### [Exercise aim]
Give only the number of lines in the data that contain the word "conditions".

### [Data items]
↓

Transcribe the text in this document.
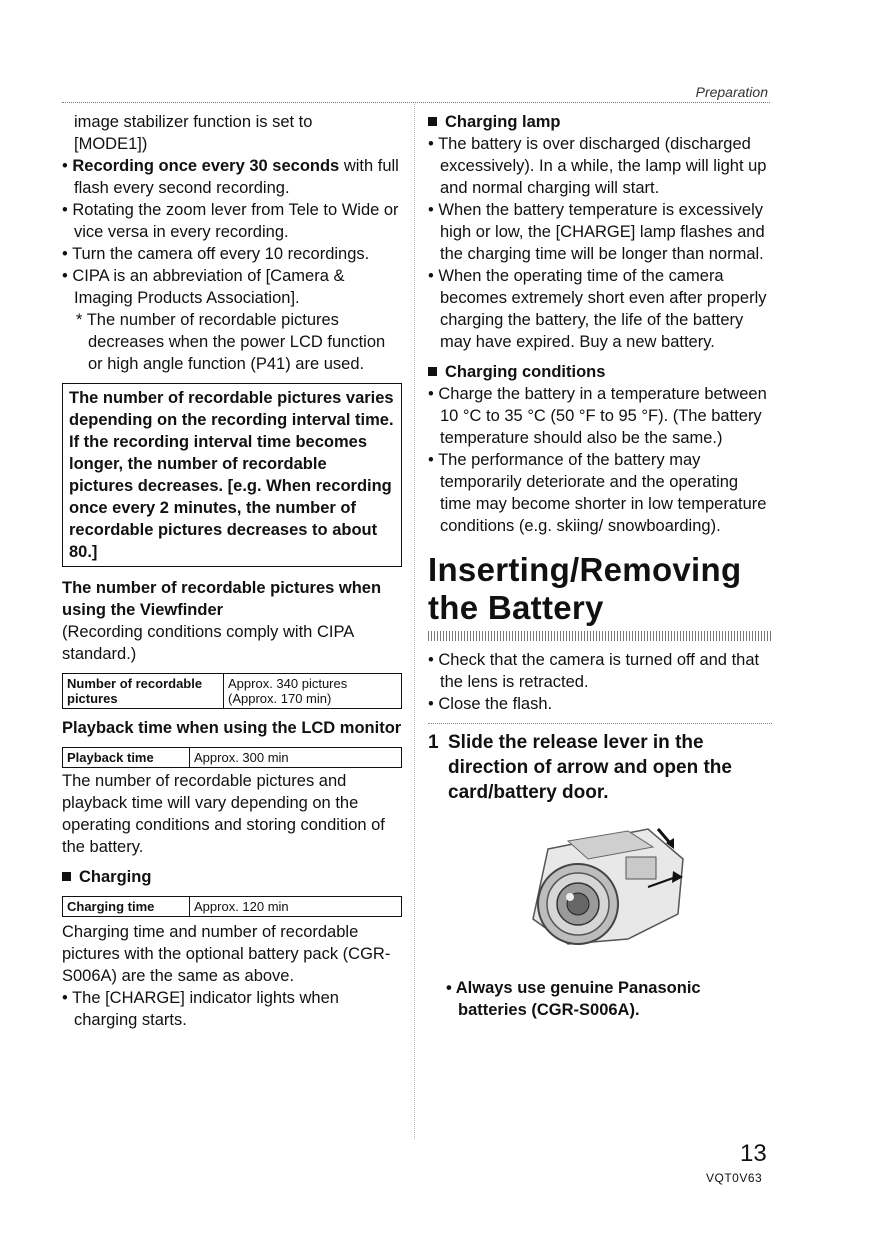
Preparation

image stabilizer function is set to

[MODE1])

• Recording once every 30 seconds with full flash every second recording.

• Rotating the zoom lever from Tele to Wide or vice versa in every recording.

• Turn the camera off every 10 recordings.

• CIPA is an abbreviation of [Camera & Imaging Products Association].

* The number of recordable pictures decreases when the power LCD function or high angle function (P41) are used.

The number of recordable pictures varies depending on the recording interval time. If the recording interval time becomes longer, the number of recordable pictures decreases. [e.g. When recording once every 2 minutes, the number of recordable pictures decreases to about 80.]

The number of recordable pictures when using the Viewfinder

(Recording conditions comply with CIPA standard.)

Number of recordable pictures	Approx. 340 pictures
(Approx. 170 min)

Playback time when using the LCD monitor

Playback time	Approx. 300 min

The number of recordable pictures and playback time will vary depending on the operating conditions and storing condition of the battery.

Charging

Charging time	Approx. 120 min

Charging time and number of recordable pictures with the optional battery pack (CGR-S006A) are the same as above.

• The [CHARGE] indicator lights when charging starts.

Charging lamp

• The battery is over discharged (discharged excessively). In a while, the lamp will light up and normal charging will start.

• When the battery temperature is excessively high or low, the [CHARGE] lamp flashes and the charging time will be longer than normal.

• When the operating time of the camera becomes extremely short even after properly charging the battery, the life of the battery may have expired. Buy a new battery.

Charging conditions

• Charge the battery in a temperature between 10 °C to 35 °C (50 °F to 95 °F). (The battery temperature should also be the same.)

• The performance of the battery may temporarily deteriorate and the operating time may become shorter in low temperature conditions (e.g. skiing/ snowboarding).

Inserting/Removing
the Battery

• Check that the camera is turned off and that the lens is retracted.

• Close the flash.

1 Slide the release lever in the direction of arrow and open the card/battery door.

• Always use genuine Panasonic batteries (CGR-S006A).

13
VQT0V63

↑
↓

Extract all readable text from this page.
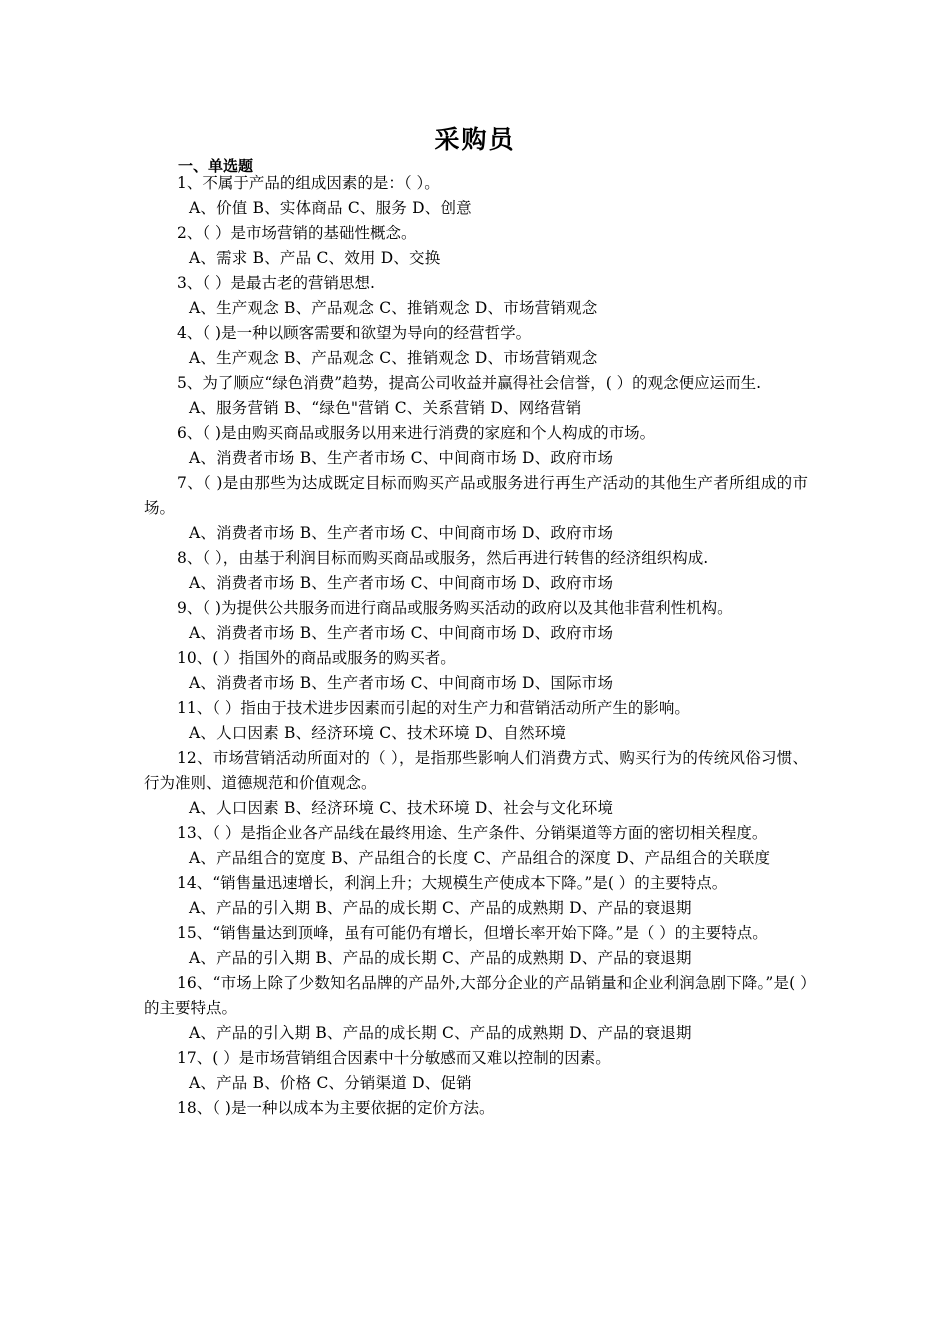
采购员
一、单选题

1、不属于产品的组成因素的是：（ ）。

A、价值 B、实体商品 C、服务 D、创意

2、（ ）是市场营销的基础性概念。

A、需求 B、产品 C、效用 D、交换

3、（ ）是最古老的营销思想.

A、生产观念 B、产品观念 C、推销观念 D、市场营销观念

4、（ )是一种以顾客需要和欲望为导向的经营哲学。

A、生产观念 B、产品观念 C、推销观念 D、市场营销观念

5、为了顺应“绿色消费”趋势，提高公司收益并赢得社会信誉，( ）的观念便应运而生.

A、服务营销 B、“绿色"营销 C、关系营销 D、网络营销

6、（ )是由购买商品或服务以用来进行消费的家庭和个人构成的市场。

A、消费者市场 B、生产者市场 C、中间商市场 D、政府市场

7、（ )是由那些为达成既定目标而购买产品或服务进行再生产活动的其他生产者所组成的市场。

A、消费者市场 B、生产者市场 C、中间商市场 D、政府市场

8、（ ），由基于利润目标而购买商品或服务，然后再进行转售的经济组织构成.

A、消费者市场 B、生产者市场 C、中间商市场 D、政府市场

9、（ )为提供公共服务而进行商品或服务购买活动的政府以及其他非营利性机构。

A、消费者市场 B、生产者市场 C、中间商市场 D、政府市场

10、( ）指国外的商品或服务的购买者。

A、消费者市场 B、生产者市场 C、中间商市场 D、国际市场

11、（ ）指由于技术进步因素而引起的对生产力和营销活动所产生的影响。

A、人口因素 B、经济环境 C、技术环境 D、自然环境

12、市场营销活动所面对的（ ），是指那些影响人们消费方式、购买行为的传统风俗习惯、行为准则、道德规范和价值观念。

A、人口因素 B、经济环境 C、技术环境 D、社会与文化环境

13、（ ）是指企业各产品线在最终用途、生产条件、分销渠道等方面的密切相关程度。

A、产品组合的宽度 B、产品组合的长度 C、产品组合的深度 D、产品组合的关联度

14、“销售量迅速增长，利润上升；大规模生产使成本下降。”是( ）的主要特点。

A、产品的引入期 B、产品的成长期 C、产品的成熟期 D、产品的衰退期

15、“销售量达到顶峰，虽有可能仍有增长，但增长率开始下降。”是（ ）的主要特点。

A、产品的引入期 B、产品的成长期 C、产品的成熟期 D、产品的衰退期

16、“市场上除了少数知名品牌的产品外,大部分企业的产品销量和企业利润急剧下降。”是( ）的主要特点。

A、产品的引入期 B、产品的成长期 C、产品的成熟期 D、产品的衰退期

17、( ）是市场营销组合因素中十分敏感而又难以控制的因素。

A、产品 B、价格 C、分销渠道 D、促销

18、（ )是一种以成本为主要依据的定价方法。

↑

### [Final result]
4